_Extracted records_.
··········
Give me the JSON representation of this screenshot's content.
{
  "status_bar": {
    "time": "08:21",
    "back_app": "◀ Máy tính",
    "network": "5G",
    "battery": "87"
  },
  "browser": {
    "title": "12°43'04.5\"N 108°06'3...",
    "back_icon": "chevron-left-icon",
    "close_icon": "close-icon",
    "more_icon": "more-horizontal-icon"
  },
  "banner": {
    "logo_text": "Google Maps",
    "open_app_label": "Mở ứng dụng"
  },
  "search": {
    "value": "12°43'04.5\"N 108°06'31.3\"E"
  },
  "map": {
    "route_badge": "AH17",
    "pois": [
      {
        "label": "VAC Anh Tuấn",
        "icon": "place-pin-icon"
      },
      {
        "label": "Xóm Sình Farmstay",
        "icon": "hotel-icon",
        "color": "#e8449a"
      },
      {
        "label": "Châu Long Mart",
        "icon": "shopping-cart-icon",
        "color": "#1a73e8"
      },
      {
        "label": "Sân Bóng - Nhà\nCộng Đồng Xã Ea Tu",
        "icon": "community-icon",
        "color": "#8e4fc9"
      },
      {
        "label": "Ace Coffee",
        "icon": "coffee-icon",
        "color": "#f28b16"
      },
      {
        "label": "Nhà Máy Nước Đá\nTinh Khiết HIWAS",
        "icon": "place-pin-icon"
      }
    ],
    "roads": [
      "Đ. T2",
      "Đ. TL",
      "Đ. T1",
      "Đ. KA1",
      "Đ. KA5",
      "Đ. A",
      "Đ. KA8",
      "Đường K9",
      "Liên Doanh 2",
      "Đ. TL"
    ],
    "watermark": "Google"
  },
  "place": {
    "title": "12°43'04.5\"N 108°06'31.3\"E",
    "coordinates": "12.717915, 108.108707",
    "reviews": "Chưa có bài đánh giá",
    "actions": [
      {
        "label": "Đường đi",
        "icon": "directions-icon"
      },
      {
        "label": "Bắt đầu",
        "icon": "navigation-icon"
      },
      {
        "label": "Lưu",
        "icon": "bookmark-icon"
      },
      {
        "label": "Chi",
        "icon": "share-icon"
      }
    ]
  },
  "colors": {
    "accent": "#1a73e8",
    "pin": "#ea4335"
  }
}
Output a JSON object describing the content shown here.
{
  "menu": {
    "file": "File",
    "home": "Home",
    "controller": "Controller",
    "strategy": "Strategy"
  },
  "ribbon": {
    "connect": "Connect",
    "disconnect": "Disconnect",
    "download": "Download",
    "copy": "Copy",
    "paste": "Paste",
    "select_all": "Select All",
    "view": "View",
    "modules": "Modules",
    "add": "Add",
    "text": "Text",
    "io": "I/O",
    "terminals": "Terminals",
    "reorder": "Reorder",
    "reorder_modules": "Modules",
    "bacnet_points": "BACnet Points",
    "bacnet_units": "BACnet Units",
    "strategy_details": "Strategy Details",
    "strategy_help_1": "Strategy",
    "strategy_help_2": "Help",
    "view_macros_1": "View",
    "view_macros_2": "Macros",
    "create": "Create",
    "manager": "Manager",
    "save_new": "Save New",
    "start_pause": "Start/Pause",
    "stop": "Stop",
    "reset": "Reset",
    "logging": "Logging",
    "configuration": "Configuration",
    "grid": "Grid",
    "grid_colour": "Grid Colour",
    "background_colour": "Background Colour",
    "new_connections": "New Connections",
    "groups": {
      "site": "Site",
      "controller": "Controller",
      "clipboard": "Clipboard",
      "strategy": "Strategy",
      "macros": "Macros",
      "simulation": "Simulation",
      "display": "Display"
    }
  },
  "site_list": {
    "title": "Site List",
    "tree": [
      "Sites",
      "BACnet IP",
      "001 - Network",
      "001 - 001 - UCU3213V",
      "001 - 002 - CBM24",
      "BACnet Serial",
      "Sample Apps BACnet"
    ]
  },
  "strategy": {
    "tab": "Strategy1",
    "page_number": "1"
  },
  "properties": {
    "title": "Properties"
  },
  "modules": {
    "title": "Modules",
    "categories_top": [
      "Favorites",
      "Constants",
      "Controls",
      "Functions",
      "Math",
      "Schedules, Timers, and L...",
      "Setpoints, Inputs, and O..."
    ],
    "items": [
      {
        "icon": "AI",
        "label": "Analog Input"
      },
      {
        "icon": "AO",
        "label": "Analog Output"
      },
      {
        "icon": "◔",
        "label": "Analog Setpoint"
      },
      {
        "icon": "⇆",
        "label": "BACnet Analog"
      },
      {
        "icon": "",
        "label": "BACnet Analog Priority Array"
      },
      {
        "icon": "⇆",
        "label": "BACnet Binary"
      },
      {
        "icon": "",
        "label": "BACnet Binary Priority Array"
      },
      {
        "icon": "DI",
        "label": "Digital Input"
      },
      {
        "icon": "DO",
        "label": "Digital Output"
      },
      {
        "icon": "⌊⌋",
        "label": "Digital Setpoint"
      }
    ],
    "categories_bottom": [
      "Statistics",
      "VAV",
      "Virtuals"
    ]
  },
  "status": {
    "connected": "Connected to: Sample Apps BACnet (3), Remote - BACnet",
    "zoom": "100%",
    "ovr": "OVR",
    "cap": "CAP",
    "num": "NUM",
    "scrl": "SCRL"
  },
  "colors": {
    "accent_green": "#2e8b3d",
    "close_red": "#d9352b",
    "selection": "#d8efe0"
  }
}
··········
_Request_. Find and copy every line in the entries above where the string "Binary" occurs.

_Answer to this task_.
        "label": "BACnet Binary"
        "label": "BACnet Binary Priority Array"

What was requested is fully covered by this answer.